(Stored items from a collection)
▬▬▬▬▬▬▬▬▬▬

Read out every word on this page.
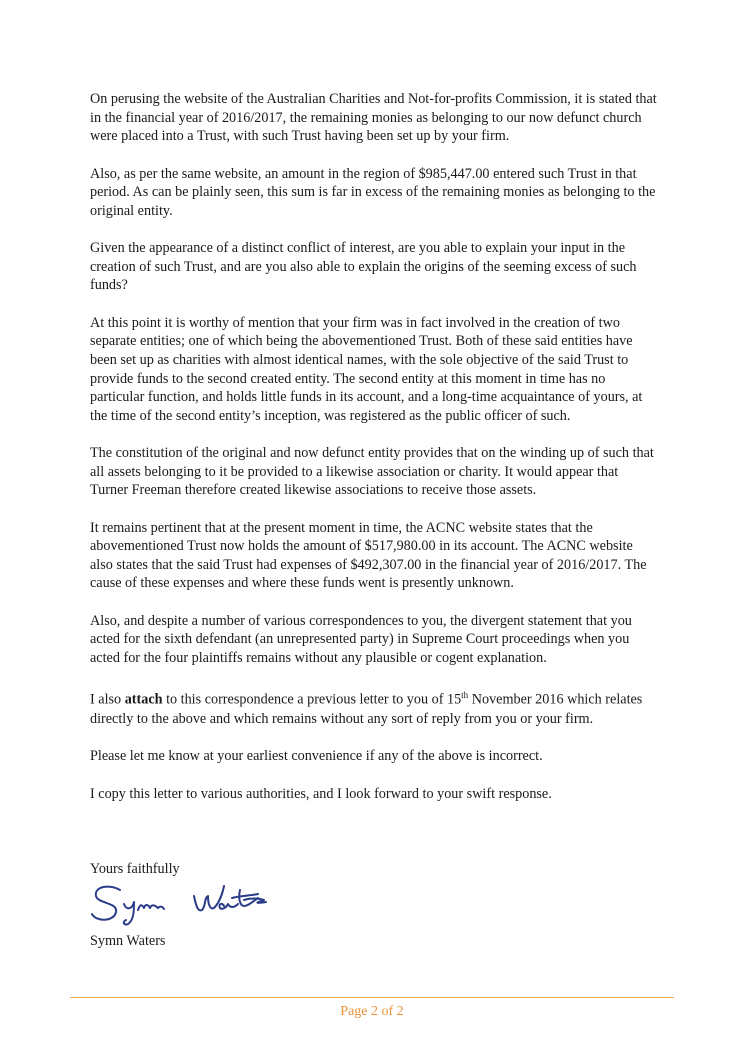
On perusing the website of the Australian Charities and Not-for-profits Commission, it is stated that in the financial year of 2016/2017, the remaining monies as belonging to our now defunct church were placed into a Trust, with such Trust having been set up by your firm.

Also, as per the same website, an amount in the region of $985,447.00 entered such Trust in that period. As can be plainly seen, this sum is far in excess of the remaining monies as belonging to the original entity.

Given the appearance of a distinct conflict of interest, are you able to explain your input in the creation of such Trust, and are you also able to explain the origins of the seeming excess of such funds?

At this point it is worthy of mention that your firm was in fact involved in the creation of two separate entities; one of which being the abovementioned Trust. Both of these said entities have been set up as charities with almost identical names, with the sole objective of the said Trust to provide funds to the second created entity. The second entity at this moment in time has no particular function, and holds little funds in its account, and a long-time acquaintance of yours, at the time of the second entity’s inception, was registered as the public officer of such.

The constitution of the original and now defunct entity provides that on the winding up of such that all assets belonging to it be provided to a likewise association or charity. It would appear that Turner Freeman therefore created likewise associations to receive those assets.

It remains pertinent that at the present moment in time, the ACNC website states that the abovementioned Trust now holds the amount of $517,980.00 in its account. The ACNC website also states that the said Trust had expenses of $492,307.00 in the financial year of 2016/2017. The cause of these expenses and where these funds went is presently unknown.

Also, and despite a number of various correspondences to you, the divergent statement that you acted for the sixth defendant (an unrepresented party) in Supreme Court proceedings when you acted for the four plaintiffs remains without any plausible or cogent explanation.

I also attach to this correspondence a previous letter to you of 15th November 2016 which relates directly to the above and which remains without any sort of reply from you or your firm.

Please let me know at your earliest convenience if any of the above is incorrect.

I copy this letter to various authorities, and I look forward to your swift response.

Yours faithfully
Symn Waters
Page 2 of 2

▬▬▬▬▬▬▬▬▬▬

■ **EXERCISE TASK**
Read through the entries and copy every line that includes "year".

■ **RESULT OF THE EXERCISE**
On perusing the website of the Australian Charities and Not-for-profits Commission, it is stated that in the financial year of 2016/2017, the remaining monies as belonging to our now defunct church were placed into a Trust, with such Trust having been set up by your firm.
It remains pertinent that at the present moment in time, the ACNC website states that the abovementioned Trust now holds the amount of $517,980.00 in its account. The ACNC website also states that the said Trust had expenses of $492,307.00 in the financial year of 2016/2017. The cause of these expenses and where these funds went is presently unknown.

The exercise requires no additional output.